→ Extract to read
····················

My first reaction to Richard Donner’s movie, second to ‘Nat’s Best Shot series is back! Yay!’ is that I have now learned where that hipster singer’s name comes from, assuming of course that all musicians get their names out of thin air unless stated or informed of otherwise. And fortunately, the movie Ladyhawke isn’t as bad as the electro-whaetever musician. Little Boots is better.
An actor’s blocking and personality changes an image in a movie despite of how the camera sticks to the same frame boundaries. This shot of a dirty wall and a hand desperately trying to stick out comes after one that shows three men getting hanged. The first thing that comes to my mind is that this man faced another execution, of getting cemented within a wall or something, suggesting a brutality that the movie might have. It cuts to a scene when knights search for an imprisoned Philippe Gaston to be hanged next and it cuts back to the same muddy surface we see earlier.
And then we realize that it’s just Cooter Burger breaking out of that wall and we realize that he and we are just going to be fine. We see and hear Matthew Broderick’s luminous face and first words – comparing his current state to that of ‘escaping mother’s womb.’ Despite his and everyone else’s wobbly accents, he brings whimsy and youthful physicality to a movie that we’ll discover is anachronistically yet enjoyably cartoony, a Medieval adventure story viewed under a modern lens and a good God soundtrack.
Those are my favourite shots although there were many from which to choose, the movie simultaneously bringing my tendencies to compare the natural compositions with Brueghel, which is coincidental because Philippe’s unlikely road buddy in the cursed Navarre is played by Rutger Hauer, who will eventually play the painter three decades later. Other shots and the colour within them also remind me of Cezanne, Powell, Poussin and Cameron although the silhouettes makes a Western trope into its own thanks to cinematographer Vittorio Storaro. The movie also features Michelle Pfeiffer as the titular love interest Ladyhawke/Isabeau and Alfred Molina as Cesare, a man who works for the three characters’ common and blasphemous enemy.

····················

Items drawn from a data source:

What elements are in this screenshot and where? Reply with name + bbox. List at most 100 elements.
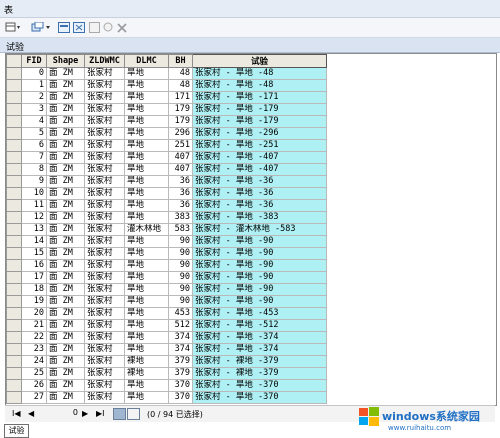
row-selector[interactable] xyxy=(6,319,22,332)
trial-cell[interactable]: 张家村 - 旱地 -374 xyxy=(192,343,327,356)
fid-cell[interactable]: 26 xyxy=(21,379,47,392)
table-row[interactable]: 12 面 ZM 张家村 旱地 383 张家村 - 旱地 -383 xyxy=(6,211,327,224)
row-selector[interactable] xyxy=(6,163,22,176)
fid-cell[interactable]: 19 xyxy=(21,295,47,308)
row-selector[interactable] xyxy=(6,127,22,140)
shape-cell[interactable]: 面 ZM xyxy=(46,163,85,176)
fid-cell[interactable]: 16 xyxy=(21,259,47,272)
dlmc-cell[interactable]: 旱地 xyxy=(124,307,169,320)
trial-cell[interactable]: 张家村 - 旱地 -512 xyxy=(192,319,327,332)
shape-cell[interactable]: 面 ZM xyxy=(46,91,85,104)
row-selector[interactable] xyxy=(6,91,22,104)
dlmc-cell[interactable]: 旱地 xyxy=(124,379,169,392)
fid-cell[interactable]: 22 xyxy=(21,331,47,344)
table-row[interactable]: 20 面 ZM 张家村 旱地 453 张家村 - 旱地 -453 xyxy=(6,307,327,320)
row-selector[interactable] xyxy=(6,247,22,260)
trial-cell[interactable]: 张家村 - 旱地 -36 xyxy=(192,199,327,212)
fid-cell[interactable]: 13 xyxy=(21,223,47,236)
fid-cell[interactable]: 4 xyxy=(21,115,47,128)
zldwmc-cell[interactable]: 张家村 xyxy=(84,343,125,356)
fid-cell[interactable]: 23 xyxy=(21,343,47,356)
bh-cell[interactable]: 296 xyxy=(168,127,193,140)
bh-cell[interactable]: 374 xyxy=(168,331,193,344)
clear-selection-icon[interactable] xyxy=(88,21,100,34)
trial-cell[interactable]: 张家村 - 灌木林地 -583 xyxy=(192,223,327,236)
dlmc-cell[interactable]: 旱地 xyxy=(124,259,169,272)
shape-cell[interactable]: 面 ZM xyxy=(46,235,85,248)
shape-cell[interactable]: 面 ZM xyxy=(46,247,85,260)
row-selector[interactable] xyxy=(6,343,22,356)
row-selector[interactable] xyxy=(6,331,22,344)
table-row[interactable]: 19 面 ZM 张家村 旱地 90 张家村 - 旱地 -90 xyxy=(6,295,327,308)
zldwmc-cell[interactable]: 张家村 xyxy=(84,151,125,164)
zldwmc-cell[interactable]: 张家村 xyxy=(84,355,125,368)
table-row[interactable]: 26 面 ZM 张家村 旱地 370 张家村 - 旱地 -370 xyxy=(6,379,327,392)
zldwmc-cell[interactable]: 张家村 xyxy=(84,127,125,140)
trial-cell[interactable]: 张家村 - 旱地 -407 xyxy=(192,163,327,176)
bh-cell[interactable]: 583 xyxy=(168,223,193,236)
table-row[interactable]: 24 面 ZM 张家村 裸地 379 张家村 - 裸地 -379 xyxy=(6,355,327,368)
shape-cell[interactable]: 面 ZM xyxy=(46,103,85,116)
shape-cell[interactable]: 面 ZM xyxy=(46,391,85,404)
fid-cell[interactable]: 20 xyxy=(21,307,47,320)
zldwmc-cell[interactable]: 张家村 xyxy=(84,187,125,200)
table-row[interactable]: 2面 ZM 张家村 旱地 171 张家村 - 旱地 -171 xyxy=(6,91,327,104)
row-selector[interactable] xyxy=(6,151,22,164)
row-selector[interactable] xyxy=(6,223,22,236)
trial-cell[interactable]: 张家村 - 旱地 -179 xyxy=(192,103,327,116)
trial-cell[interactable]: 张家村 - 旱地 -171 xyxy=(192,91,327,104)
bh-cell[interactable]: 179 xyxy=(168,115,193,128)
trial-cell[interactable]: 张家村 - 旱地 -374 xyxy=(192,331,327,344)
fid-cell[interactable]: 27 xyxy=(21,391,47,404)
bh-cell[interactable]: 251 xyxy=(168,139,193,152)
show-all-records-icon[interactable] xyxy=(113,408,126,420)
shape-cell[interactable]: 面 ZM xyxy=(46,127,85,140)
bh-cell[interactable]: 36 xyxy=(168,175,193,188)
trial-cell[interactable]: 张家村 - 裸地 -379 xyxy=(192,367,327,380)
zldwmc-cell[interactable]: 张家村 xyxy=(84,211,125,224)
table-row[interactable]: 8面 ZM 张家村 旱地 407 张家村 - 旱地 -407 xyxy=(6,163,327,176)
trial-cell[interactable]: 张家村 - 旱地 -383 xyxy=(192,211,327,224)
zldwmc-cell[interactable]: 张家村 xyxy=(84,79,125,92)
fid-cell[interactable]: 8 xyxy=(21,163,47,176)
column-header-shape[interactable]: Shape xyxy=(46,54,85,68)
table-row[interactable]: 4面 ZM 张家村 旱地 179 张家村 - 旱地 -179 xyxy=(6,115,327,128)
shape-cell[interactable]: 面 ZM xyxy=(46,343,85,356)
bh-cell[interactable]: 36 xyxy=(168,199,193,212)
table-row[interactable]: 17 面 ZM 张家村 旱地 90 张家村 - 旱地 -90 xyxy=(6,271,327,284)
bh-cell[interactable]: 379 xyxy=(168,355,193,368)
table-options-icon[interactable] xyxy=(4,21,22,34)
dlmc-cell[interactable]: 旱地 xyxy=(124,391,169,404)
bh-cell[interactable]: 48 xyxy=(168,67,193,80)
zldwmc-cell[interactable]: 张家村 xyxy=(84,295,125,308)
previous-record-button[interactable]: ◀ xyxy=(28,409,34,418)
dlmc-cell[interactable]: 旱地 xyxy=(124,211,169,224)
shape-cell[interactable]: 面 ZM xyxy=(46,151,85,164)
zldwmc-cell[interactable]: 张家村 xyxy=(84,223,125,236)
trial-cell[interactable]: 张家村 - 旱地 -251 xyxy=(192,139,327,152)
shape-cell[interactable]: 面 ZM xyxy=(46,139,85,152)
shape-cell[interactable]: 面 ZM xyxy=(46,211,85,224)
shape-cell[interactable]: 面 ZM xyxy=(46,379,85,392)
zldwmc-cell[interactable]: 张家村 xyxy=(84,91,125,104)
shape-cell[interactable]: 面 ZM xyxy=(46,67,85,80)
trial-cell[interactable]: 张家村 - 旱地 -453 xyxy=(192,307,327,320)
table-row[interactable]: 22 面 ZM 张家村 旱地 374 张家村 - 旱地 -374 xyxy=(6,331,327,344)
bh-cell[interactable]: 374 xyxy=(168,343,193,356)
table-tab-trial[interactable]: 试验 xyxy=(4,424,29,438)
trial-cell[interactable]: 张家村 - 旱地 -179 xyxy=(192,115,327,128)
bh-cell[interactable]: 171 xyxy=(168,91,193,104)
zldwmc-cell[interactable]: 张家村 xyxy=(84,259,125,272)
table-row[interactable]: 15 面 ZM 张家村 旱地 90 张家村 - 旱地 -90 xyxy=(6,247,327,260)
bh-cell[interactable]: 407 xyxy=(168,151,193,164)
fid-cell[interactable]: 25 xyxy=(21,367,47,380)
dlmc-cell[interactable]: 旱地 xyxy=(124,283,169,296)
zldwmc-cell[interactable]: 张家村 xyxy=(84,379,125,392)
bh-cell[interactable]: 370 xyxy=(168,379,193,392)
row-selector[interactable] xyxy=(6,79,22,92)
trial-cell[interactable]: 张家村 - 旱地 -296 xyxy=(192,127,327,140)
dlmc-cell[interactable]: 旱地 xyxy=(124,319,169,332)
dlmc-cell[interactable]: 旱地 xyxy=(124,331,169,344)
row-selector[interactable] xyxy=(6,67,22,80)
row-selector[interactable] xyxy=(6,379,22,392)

····················

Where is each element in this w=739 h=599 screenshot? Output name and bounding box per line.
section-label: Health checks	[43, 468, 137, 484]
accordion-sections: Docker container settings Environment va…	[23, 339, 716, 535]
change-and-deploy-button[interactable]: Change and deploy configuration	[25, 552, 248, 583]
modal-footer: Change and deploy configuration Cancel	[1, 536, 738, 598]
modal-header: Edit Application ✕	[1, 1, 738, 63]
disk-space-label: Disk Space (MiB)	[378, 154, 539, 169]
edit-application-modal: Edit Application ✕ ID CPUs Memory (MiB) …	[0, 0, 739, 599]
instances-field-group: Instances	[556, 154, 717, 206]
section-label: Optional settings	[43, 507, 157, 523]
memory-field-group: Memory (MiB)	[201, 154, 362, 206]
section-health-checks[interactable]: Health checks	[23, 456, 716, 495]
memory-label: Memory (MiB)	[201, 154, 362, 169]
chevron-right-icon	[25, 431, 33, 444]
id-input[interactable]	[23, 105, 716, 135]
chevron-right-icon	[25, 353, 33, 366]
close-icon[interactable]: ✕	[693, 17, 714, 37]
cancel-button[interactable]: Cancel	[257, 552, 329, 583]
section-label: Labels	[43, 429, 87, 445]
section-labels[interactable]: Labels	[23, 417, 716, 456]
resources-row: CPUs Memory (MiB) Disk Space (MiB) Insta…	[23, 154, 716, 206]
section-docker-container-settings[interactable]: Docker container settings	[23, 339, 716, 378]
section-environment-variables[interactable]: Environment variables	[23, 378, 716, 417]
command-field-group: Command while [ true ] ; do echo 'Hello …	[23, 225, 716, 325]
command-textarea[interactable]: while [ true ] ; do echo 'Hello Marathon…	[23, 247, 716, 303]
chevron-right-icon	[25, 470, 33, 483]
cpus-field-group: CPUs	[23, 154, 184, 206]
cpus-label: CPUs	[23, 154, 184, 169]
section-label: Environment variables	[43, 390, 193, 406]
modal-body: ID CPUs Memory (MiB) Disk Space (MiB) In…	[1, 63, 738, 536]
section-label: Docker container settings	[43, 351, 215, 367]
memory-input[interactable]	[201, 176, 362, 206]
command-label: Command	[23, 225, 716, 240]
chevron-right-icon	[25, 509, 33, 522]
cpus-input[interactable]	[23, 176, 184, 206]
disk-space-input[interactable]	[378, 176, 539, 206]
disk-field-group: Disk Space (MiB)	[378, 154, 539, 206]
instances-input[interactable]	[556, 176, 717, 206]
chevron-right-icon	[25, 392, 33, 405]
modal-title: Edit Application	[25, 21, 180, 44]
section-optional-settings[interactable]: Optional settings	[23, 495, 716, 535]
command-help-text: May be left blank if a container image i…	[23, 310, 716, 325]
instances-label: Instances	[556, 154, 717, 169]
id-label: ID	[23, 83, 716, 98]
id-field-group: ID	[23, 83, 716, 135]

····················

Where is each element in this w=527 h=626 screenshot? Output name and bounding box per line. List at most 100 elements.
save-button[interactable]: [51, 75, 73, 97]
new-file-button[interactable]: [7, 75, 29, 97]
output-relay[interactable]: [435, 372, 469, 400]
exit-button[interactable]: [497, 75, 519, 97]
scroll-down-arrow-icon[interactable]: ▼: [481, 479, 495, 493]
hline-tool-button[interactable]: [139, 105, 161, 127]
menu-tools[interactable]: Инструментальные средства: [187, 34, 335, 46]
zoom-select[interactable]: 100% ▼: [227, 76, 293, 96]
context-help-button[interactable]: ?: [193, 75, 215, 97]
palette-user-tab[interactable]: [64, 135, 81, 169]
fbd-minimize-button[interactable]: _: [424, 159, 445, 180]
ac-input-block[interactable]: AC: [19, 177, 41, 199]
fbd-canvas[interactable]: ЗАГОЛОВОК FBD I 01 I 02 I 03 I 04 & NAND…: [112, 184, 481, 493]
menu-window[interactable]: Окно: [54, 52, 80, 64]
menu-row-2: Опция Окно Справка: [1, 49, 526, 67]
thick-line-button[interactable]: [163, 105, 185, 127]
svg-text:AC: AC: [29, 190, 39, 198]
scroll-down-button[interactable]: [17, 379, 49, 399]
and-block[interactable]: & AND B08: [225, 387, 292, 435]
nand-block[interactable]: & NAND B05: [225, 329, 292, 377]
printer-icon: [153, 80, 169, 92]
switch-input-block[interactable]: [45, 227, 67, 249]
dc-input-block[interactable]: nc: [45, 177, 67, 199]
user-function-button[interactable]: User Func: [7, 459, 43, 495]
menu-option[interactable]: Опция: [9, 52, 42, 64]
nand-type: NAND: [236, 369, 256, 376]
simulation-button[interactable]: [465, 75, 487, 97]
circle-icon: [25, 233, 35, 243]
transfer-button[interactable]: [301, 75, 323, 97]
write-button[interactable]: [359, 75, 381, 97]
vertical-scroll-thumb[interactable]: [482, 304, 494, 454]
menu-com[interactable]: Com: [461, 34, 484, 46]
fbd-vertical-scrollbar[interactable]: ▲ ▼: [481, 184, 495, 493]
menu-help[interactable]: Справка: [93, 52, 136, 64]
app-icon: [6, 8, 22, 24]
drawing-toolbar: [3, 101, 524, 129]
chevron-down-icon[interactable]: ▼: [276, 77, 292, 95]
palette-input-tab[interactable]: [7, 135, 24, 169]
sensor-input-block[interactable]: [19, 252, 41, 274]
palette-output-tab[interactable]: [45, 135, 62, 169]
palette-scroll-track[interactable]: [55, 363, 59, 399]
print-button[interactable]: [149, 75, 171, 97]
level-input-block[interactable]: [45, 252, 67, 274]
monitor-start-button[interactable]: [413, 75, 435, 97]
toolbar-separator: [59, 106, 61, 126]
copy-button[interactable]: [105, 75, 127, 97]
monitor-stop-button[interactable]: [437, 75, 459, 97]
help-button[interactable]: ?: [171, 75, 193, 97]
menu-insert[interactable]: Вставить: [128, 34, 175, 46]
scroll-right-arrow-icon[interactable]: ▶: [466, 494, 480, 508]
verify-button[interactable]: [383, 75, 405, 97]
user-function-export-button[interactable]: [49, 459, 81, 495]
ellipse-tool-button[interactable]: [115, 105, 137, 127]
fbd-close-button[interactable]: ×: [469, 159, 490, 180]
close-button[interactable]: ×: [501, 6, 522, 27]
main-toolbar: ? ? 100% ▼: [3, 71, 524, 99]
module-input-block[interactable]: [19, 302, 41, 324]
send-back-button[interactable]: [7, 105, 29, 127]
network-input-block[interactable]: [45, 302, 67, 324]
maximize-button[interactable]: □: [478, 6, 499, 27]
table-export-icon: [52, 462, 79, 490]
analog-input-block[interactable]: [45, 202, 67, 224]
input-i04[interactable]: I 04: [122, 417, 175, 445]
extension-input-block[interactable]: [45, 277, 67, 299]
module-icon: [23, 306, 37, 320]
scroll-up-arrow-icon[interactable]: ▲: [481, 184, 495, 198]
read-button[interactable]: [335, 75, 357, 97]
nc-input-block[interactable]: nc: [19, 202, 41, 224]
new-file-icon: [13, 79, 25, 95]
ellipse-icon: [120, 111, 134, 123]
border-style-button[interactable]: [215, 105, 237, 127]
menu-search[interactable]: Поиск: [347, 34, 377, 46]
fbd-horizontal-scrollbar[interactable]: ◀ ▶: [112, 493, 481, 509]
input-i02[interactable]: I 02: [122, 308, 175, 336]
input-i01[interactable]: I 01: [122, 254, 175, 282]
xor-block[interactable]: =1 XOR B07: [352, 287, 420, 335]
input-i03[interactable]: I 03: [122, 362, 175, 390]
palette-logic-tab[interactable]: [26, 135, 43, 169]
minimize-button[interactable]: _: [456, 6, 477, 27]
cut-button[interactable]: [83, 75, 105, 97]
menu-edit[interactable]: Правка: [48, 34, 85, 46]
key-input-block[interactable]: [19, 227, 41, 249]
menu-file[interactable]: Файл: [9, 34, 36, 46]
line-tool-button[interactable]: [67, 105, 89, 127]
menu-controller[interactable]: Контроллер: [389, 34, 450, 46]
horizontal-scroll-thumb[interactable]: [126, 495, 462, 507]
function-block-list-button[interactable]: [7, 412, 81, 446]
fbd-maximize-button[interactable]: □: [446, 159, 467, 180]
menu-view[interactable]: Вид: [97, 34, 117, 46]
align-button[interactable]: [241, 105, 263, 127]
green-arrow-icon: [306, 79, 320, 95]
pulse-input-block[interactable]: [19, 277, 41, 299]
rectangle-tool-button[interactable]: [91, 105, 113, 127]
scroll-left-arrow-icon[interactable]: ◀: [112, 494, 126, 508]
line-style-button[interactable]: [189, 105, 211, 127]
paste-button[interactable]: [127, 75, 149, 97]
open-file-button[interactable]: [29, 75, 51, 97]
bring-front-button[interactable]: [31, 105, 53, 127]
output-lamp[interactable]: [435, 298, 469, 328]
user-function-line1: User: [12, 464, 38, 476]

····················

→ Actions to take
A: Output the passage of the Ladyhawke review that begins at the words "An actor’s blocking" and stops after the words "we see earlier.".
B: Condense the paragraph of the Ladyhawke review that opens with "An actor's blocking and personality" into a short bulleted list that keeps its main facts.

→ Results for the exercise
A:
An actor’s blocking and personality changes an image in a movie despite of how the camera sticks to the same frame boundaries. This shot of a dirty wall and a hand desperately trying to stick out comes after one that shows three men getting hanged. The first thing that comes to my mind is that this man faced another execution, of getting cemented within a wall or something, suggesting a brutality that the movie might have. It cuts to a scene when knights search for an imprisoned Philippe Gaston to be hanged next and it cuts back to the same muddy surface we see earlier.

B:
- An actor's blocking and personality can change an image even when the camera keeps the same frame boundaries.
- A shot of a dirty wall with a hand desperately trying to stick out follows a shot of three men being hanged.
- The writer's first thought is that this man faced another execution, such as being cemented within a wall, which suggests the movie's possible brutality.
- The movie then cuts to knights searching for the imprisoned Philippe Gaston, who is to be hanged next, and cuts back to the same muddy surface.